[START OF Provided records]
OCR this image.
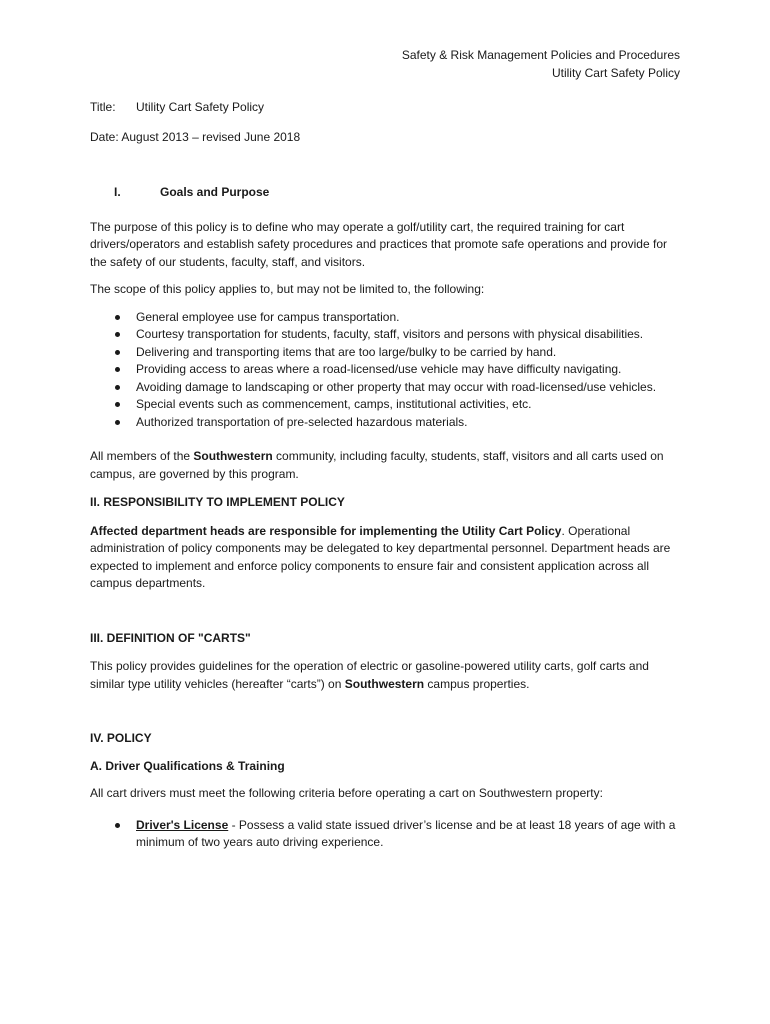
Safety & Risk Management Policies and Procedures
Utility Cart Safety Policy
Title: Utility Cart Safety Policy
Date: August 2013 – revised June 2018
I.	Goals and Purpose

The purpose of this policy is to define who may operate a golf/utility cart, the required training for cart drivers/operators and establish safety procedures and practices that promote safe operations and provide for the safety of our students, faculty, staff, and visitors.

The scope of this policy applies to, but may not be limited to, the following:

General employee use for campus transportation.
Courtesy transportation for students, faculty, staff, visitors and persons with physical disabilities.
Delivering and transporting items that are too large/bulky to be carried by hand.
Providing access to areas where a road-licensed/use vehicle may have difficulty navigating.
Avoiding damage to landscaping or other property that may occur with road-licensed/use vehicles.
Special events such as commencement, camps, institutional activities, etc.
Authorized transportation of pre-selected hazardous materials.

All members of the Southwestern community, including faculty, students, staff, visitors and all carts used on campus, are governed by this program.

II. RESPONSIBILITY TO IMPLEMENT POLICY

Affected department heads are responsible for implementing the Utility Cart Policy. Operational administration of policy components may be delegated to key departmental personnel. Department heads are expected to implement and enforce policy components to ensure fair and consistent application across all campus departments.

III. DEFINITION OF "CARTS"

This policy provides guidelines for the operation of electric or gasoline-powered utility carts, golf carts and similar type utility vehicles (hereafter “carts”) on Southwestern campus properties.

IV. POLICY
A. Driver Qualifications & Training

All cart drivers must meet the following criteria before operating a cart on Southwestern property:

Driver's License - Possess a valid state issued driver’s license and be at least 18 years of age with a minimum of two years auto driving experience.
[END OF Provided records]
#### What the exercise asks:
Transcribe the full listing character for character. Pictures are excluded.

#### Exercise output:
OCR this image.
Safety & Risk Management Policies and Procedures
Utility Cart Safety Policy
Title: Utility Cart Safety Policy
Date: August 2013 – revised June 2018
I.	Goals and Purpose

The purpose of this policy is to define who may operate a golf/utility cart, the required training for cart drivers/operators and establish safety procedures and practices that promote safe operations and provide for the safety of our students, faculty, staff, and visitors.

The scope of this policy applies to, but may not be limited to, the following:

General employee use for campus transportation.
Courtesy transportation for students, faculty, staff, visitors and persons with physical disabilities.
Delivering and transporting items that are too large/bulky to be carried by hand.
Providing access to areas where a road-licensed/use vehicle may have difficulty navigating.
Avoiding damage to landscaping or other property that may occur with road-licensed/use vehicles.
Special events such as commencement, camps, institutional activities, etc.
Authorized transportation of pre-selected hazardous materials.

All members of the Southwestern community, including faculty, students, staff, visitors and all carts used on campus, are governed by this program.

II. RESPONSIBILITY TO IMPLEMENT POLICY

Affected department heads are responsible for implementing the Utility Cart Policy. Operational administration of policy components may be delegated to key departmental personnel. Department heads are expected to implement and enforce policy components to ensure fair and consistent application across all campus departments.

III. DEFINITION OF "CARTS"

This policy provides guidelines for the operation of electric or gasoline-powered utility carts, golf carts and similar type utility vehicles (hereafter “carts”) on Southwestern campus properties.

IV. POLICY
A. Driver Qualifications & Training

All cart drivers must meet the following criteria before operating a cart on Southwestern property:

Driver's License - Possess a valid state issued driver’s license and be at least 18 years of age with a minimum of two years auto driving experience.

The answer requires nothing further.